• [WORK REQUIRED] Below is a set of records. Repeat all of them exactly.

********************

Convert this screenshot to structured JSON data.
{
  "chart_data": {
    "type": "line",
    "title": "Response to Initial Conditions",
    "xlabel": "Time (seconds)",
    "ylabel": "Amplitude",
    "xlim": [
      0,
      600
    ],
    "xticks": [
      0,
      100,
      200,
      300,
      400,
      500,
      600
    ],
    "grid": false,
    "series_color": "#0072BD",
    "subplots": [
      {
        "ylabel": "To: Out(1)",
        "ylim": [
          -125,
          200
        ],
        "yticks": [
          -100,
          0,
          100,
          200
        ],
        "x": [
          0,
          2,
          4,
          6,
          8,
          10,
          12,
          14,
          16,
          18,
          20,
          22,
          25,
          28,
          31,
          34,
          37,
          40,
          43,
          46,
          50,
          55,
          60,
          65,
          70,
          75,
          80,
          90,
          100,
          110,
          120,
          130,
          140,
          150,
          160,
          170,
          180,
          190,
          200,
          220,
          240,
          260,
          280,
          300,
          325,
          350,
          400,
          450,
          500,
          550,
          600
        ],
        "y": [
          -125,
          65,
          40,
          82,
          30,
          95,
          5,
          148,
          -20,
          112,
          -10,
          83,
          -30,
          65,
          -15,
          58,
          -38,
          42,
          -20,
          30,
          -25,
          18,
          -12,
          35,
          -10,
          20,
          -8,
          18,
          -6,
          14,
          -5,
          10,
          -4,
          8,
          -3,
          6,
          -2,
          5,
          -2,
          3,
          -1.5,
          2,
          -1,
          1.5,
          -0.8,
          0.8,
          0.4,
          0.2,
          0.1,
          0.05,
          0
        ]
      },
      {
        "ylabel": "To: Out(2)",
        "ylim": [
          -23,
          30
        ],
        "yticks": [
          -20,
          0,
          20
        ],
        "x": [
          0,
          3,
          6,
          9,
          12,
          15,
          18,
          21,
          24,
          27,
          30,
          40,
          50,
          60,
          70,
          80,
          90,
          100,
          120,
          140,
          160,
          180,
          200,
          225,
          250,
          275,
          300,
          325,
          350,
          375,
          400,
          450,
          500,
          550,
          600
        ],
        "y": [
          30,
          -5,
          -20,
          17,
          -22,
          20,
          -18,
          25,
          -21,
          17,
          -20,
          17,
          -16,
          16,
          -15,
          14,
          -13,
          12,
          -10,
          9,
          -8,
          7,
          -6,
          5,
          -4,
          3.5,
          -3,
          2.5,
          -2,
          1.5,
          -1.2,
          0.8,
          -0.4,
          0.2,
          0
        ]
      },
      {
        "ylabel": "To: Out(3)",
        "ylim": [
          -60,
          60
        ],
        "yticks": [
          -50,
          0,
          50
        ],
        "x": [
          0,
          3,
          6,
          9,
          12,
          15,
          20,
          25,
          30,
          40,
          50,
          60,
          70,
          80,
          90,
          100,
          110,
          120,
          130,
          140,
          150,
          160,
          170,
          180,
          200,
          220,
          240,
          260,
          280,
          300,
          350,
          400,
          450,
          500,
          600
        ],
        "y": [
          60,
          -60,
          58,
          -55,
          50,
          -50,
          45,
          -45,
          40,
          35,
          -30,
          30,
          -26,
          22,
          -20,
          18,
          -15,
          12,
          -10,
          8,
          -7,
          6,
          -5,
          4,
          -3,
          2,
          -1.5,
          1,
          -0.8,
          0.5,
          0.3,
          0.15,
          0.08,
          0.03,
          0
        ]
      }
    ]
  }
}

********************

• [WORKED ANSWER]
Convert this screenshot to structured JSON data.
{
  "chart_data": {
    "type": "line",
    "title": "Response to Initial Conditions",
    "xlabel": "Time (seconds)",
    "ylabel": "Amplitude",
    "xlim": [
      0,
      600
    ],
    "xticks": [
      0,
      100,
      200,
      300,
      400,
      500,
      600
    ],
    "grid": false,
    "series_color": "#0072BD",
    "subplots": [
      {
        "ylabel": "To: Out(1)",
        "ylim": [
          -125,
          200
        ],
        "yticks": [
          -100,
          0,
          100,
          200
        ],
        "x": [
          0,
          2,
          4,
          6,
          8,
          10,
          12,
          14,
          16,
          18,
          20,
          22,
          25,
          28,
          31,
          34,
          37,
          40,
          43,
          46,
          50,
          55,
          60,
          65,
          70,
          75,
          80,
          90,
          100,
          110,
          120,
          130,
          140,
          150,
          160,
          170,
          180,
          190,
          200,
          220,
          240,
          260,
          280,
          300,
          325,
          350,
          400,
          450,
          500,
          550,
          600
        ],
        "y": [
          -125,
          65,
          40,
          82,
          30,
          95,
          5,
          148,
          -20,
          112,
          -10,
          83,
          -30,
          65,
          -15,
          58,
          -38,
          42,
          -20,
          30,
          -25,
          18,
          -12,
          35,
          -10,
          20,
          -8,
          18,
          -6,
          14,
          -5,
          10,
          -4,
          8,
          -3,
          6,
          -2,
          5,
          -2,
          3,
          -1.5,
          2,
          -1,
          1.5,
          -0.8,
          0.8,
          0.4,
          0.2,
          0.1,
          0.05,
          0
        ]
      },
      {
        "ylabel": "To: Out(2)",
        "ylim": [
          -23,
          30
        ],
        "yticks": [
          -20,
          0,
          20
        ],
        "x": [
          0,
          3,
          6,
          9,
          12,
          15,
          18,
          21,
          24,
          27,
          30,
          40,
          50,
          60,
          70,
          80,
          90,
          100,
          120,
          140,
          160,
          180,
          200,
          225,
          250,
          275,
          300,
          325,
          350,
          375,
          400,
          450,
          500,
          550,
          600
        ],
        "y": [
          30,
          -5,
          -20,
          17,
          -22,
          20,
          -18,
          25,
          -21,
          17,
          -20,
          17,
          -16,
          16,
          -15,
          14,
          -13,
          12,
          -10,
          9,
          -8,
          7,
          -6,
          5,
          -4,
          3.5,
          -3,
          2.5,
          -2,
          1.5,
          -1.2,
          0.8,
          -0.4,
          0.2,
          0
        ]
      },
      {
        "ylabel": "To: Out(3)",
        "ylim": [
          -60,
          60
        ],
        "yticks": [
          -50,
          0,
          50
        ],
        "x": [
          0,
          3,
          6,
          9,
          12,
          15,
          20,
          25,
          30,
          40,
          50,
          60,
          70,
          80,
          90,
          100,
          110,
          120,
          130,
          140,
          150,
          160,
          170,
          180,
          200,
          220,
          240,
          260,
          280,
          300,
          350,
          400,
          450,
          500,
          600
        ],
        "y": [
          60,
          -60,
          58,
          -55,
          50,
          -50,
          45,
          -45,
          40,
          35,
          -30,
          30,
          -26,
          22,
          -20,
          18,
          -15,
          12,
          -10,
          8,
          -7,
          6,
          -5,
          4,
          -3,
          2,
          -1.5,
          1,
          -0.8,
          0.5,
          0.3,
          0.15,
          0.08,
          0.03,
          0
        ]
      }
    ]
  }
}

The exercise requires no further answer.